ARTIKEL
------------------------------------------------

Der Computerunterricht findet vormittags im TSE statt und die Schüler
lernen grundlegende Computerkenntnisse. Der Zugang zu Computern und
damit zu Informationen durch das Internet ist in Tansania nur
begrenzt und nicht für alle Teile der Gesellschaft zugänglich. Das
TSE versucht mit den Computerschulungen dieser Tatsache
entgegenzuwirken. Die Schneider – und Fußballklasse findet
außerhalb des TSE statt. Die Schneiderklasse hat vor allem das Ziel
jungen Frauen durch das erlernte Wissen bessere Berufschancen zu
bieten. Schneider werden in ganz Tansania gebraucht. Der
Fußballunterricht kommt
dem Wunsch vieler junger Männer, nach einem professionellen
Fußballtraining mit Equipment und ausgebildetem Trainer, entgegen.
Zur Zeit besteht das TSE aus dem Chef Alfred, der Sekretärin und
Computerlehrerin Haika, der Theaterlehrerin Aisha, dem Tanzlehrer
Oliver und Hamis, der für Video- und Musikproduktion zuständig ist
sowie dem jährlich wechselnden deutschen Freiwilligen.

------------------------------------------------

VORLIEGENDE DATENSÄTZE
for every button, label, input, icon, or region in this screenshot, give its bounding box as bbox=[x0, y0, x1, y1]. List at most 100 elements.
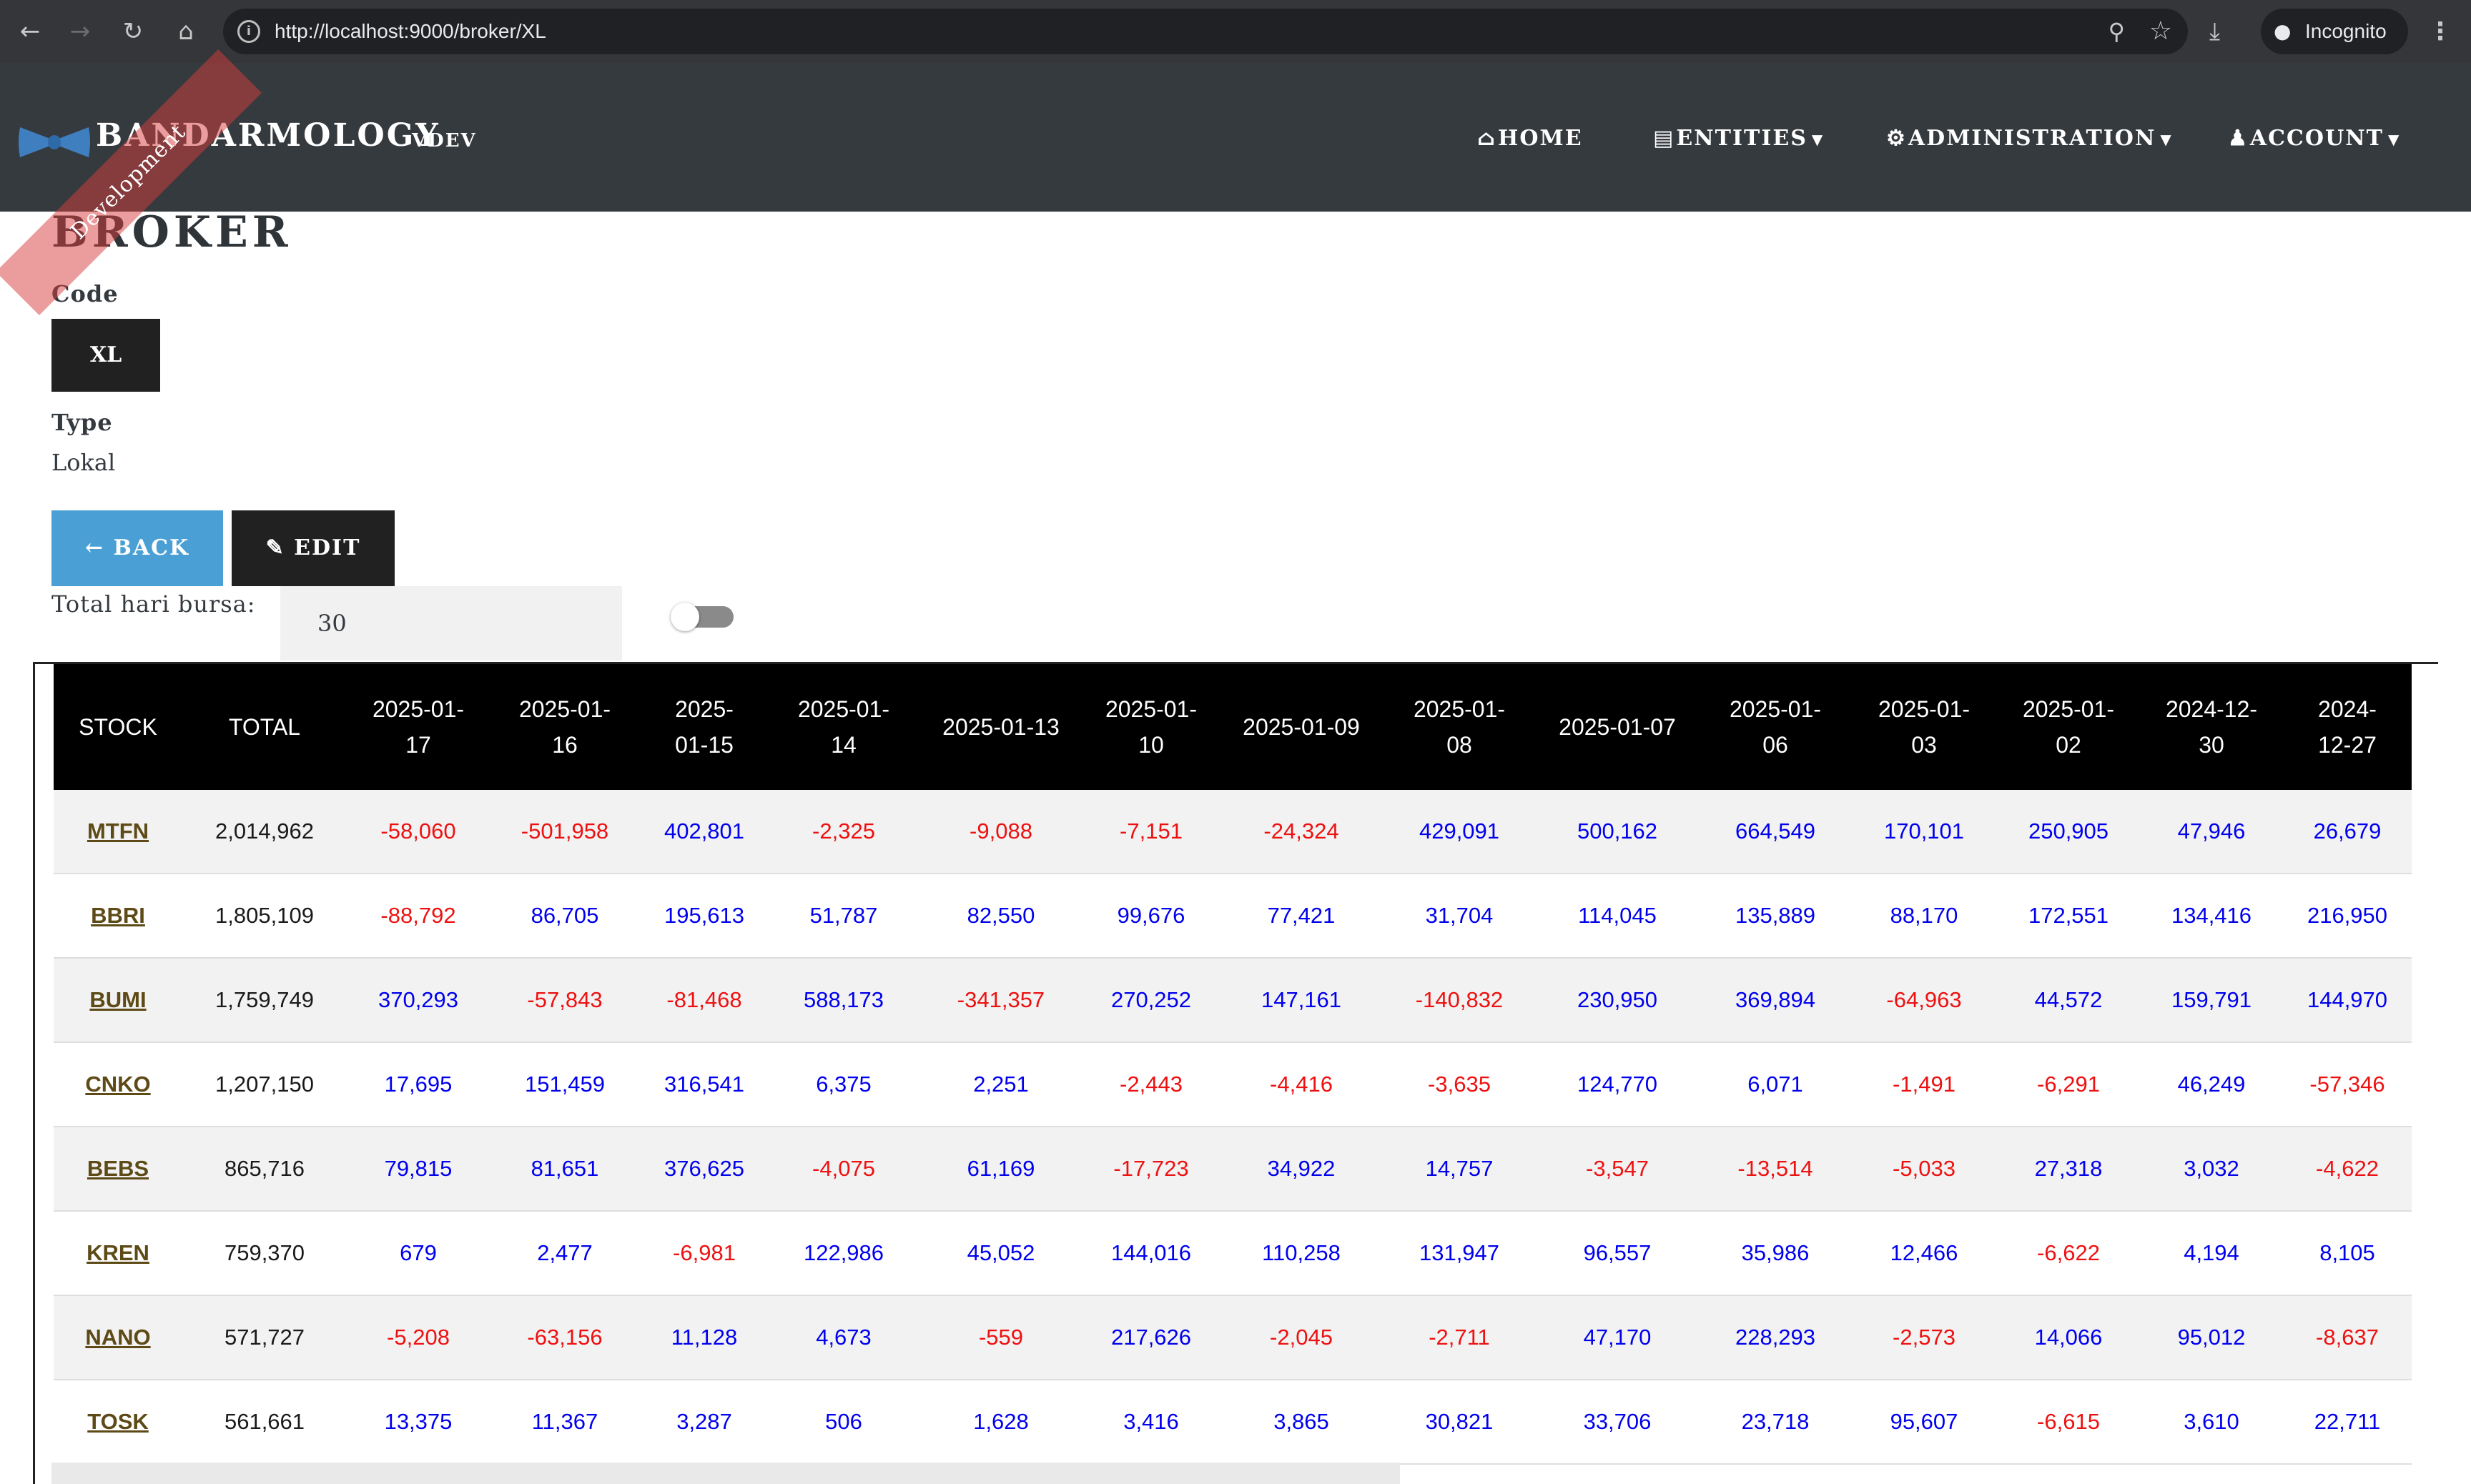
zoom-icon[interactable]: ⚲ bbox=[2109, 19, 2125, 44]
broker-table-container: STOCK TOTAL 2025-01-17 2025-01-16 2025-01-15… bbox=[33, 662, 2438, 1484]
value-cell: -6,291 bbox=[1997, 1042, 2140, 1127]
edit-button[interactable]: ✎ EDIT bbox=[232, 510, 395, 586]
value-cell: 44,572 bbox=[1997, 958, 2140, 1043]
url-text[interactable]: http://localhost:9000/broker/XL bbox=[275, 9, 546, 54]
value-cell: 95,012 bbox=[2140, 1295, 2283, 1380]
stock-link[interactable]: KREN bbox=[54, 1211, 182, 1296]
browser-toolbar: ← → ↻ ⌂ i http://localhost:9000/broker/X… bbox=[0, 0, 2471, 63]
total-hari-input[interactable] bbox=[280, 586, 622, 661]
value-cell: -64,963 bbox=[1851, 958, 1997, 1043]
column-header: 2025-01-16 bbox=[490, 664, 640, 790]
incognito-indicator[interactable]: ● Incognito bbox=[2261, 9, 2408, 54]
stock-link[interactable]: BBRI bbox=[54, 874, 182, 959]
value-cell: 402,801 bbox=[640, 790, 769, 874]
pencil-icon: ✎ bbox=[265, 535, 285, 560]
back-button[interactable]: ← BACK bbox=[51, 510, 223, 586]
version-label: VDEV bbox=[412, 130, 477, 152]
forward-arrow-icon[interactable]: → bbox=[64, 16, 96, 47]
user-icon: ♟ bbox=[2228, 126, 2249, 151]
value-cell: -8,637 bbox=[2283, 1295, 2412, 1380]
value-cell: -57,843 bbox=[490, 958, 640, 1043]
value-cell: 228,293 bbox=[1700, 1295, 1851, 1380]
bookmark-star-icon[interactable]: ☆ bbox=[2149, 17, 2172, 46]
value-cell: 151,459 bbox=[490, 1042, 640, 1127]
site-info-icon[interactable]: i bbox=[237, 20, 260, 43]
home-icon[interactable]: ⌂ bbox=[170, 16, 202, 47]
value-cell: 230,950 bbox=[1535, 958, 1700, 1043]
back-arrow-icon[interactable]: ← bbox=[14, 16, 46, 47]
value-cell: 11,367 bbox=[490, 1380, 640, 1465]
value-cell: 2,251 bbox=[919, 1042, 1083, 1127]
total-cell: 1,805,109 bbox=[182, 874, 347, 959]
nav-account[interactable]: ♟ACCOUNT ▼ bbox=[2228, 124, 2400, 154]
nav-entities[interactable]: ▤ENTITIES ▼ bbox=[1653, 124, 1824, 154]
stock-link[interactable]: TOSK bbox=[54, 1380, 182, 1465]
list-icon: ▤ bbox=[1653, 126, 1675, 151]
column-header: 2025-01-14 bbox=[769, 664, 919, 790]
stock-link[interactable]: MTFN bbox=[54, 790, 182, 874]
value-cell: -13,514 bbox=[1700, 1127, 1851, 1212]
toggle-switch[interactable] bbox=[671, 603, 734, 631]
total-cell: 1,207,150 bbox=[182, 1042, 347, 1127]
broker-stock-table: STOCK TOTAL 2025-01-17 2025-01-16 2025-01-15… bbox=[54, 664, 2412, 1465]
value-cell: 144,016 bbox=[1083, 1211, 1219, 1296]
value-cell: 11,128 bbox=[640, 1295, 769, 1380]
value-cell: 3,610 bbox=[2140, 1380, 2283, 1465]
value-cell: 500,162 bbox=[1535, 790, 1700, 874]
address-bar[interactable]: i http://localhost:9000/broker/XL ⚲ ☆ bbox=[223, 9, 2188, 54]
value-cell: 6,375 bbox=[769, 1042, 919, 1127]
value-cell: 17,695 bbox=[347, 1042, 490, 1127]
stock-link[interactable]: BUMI bbox=[54, 958, 182, 1043]
value-cell: 270,252 bbox=[1083, 958, 1219, 1043]
value-cell: 429,091 bbox=[1384, 790, 1535, 874]
table-row: CNKO 1,207,150 17,695 151,459 316,541 6,375 2,… bbox=[54, 1042, 2412, 1127]
value-cell: -6,622 bbox=[1997, 1211, 2140, 1296]
nav-entities-label: ENTITIES bbox=[1676, 126, 1807, 151]
value-cell: -6,981 bbox=[640, 1211, 769, 1296]
table-row: KREN 759,370 679 2,477 -6,981 122,986 45,052 14… bbox=[54, 1211, 2412, 1296]
value-cell: 134,416 bbox=[2140, 874, 2283, 959]
value-cell: 3,865 bbox=[1219, 1380, 1384, 1465]
total-cell: 865,716 bbox=[182, 1127, 347, 1212]
nav-home[interactable]: ⌂HOME bbox=[1477, 124, 1583, 153]
code-badge: XL bbox=[51, 319, 160, 392]
incognito-icon: ● bbox=[2274, 19, 2292, 43]
value-cell: 3,416 bbox=[1083, 1380, 1219, 1465]
value-cell: 45,052 bbox=[919, 1211, 1083, 1296]
value-cell: 114,045 bbox=[1535, 874, 1700, 959]
horizontal-scrollbar[interactable] bbox=[51, 1463, 1400, 1484]
value-cell: 159,791 bbox=[2140, 958, 2283, 1043]
stock-link[interactable]: BEBS bbox=[54, 1127, 182, 1212]
column-header: 2025-01-02 bbox=[1997, 664, 2140, 790]
value-cell: 147,161 bbox=[1219, 958, 1384, 1043]
value-cell: -2,711 bbox=[1384, 1295, 1535, 1380]
incognito-label: Incognito bbox=[2305, 20, 2387, 42]
bowtie-logo-icon bbox=[19, 127, 90, 157]
total-cell: 2,014,962 bbox=[182, 790, 347, 874]
value-cell: 1,628 bbox=[919, 1380, 1083, 1465]
type-label: Type bbox=[51, 409, 113, 436]
value-cell: 122,986 bbox=[769, 1211, 919, 1296]
value-cell: -7,151 bbox=[1083, 790, 1219, 874]
value-cell: 26,679 bbox=[2283, 790, 2412, 874]
value-cell: -24,324 bbox=[1219, 790, 1384, 874]
value-cell: 2,477 bbox=[490, 1211, 640, 1296]
column-header: 2024-12-27 bbox=[2283, 664, 2412, 790]
value-cell: 588,173 bbox=[769, 958, 919, 1043]
value-cell: 14,757 bbox=[1384, 1127, 1535, 1212]
value-cell: 14,066 bbox=[1997, 1295, 2140, 1380]
column-header: 2025-01-10 bbox=[1083, 664, 1219, 790]
reload-icon[interactable]: ↻ bbox=[117, 16, 149, 47]
toggle-knob[interactable] bbox=[671, 603, 699, 631]
browser-menu-icon[interactable]: ⋮ bbox=[2428, 16, 2452, 47]
download-icon[interactable]: ⤓ bbox=[2209, 16, 2220, 47]
value-cell: 170,101 bbox=[1851, 790, 1997, 874]
value-cell: 679 bbox=[347, 1211, 490, 1296]
value-cell: 34,922 bbox=[1219, 1127, 1384, 1212]
nav-administration[interactable]: ⚙ADMINISTRATION ▼ bbox=[1886, 124, 2173, 154]
column-header: 2025-01-15 bbox=[640, 664, 769, 790]
stock-link[interactable]: NANO bbox=[54, 1295, 182, 1380]
total-hari-label: Total hari bursa: bbox=[51, 590, 256, 618]
stock-link[interactable]: CNKO bbox=[54, 1042, 182, 1127]
value-cell: -3,635 bbox=[1384, 1042, 1535, 1127]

------------------------------------------------

AUFGABENSTELLUNG
Übernimm aus dem Artikel über das TSE den Abschnitt von „Der Computerunterricht findet“ bis einschließlich „ausgebildetem Trainer, entgegen.“ wortgetreu.

ANTWORT
Der Computerunterricht findet vormittags im TSE statt und die Schüler
lernen grundlegende Computerkenntnisse. Der Zugang zu Computern und
damit zu Informationen durch das Internet ist in Tansania nur
begrenzt und nicht für alle Teile der Gesellschaft zugänglich. Das
TSE versucht mit den Computerschulungen dieser Tatsache
entgegenzuwirken. Die Schneider – und Fußballklasse findet
außerhalb des TSE statt. Die Schneiderklasse hat vor allem das Ziel
jungen Frauen durch das erlernte Wissen bessere Berufschancen zu
bieten. Schneider werden in ganz Tansania gebraucht. Der
Fußballunterricht kommt
dem Wunsch vieler junger Männer, nach einem professionellen
Fußballtraining mit Equipment und ausgebildetem Trainer, entgegen.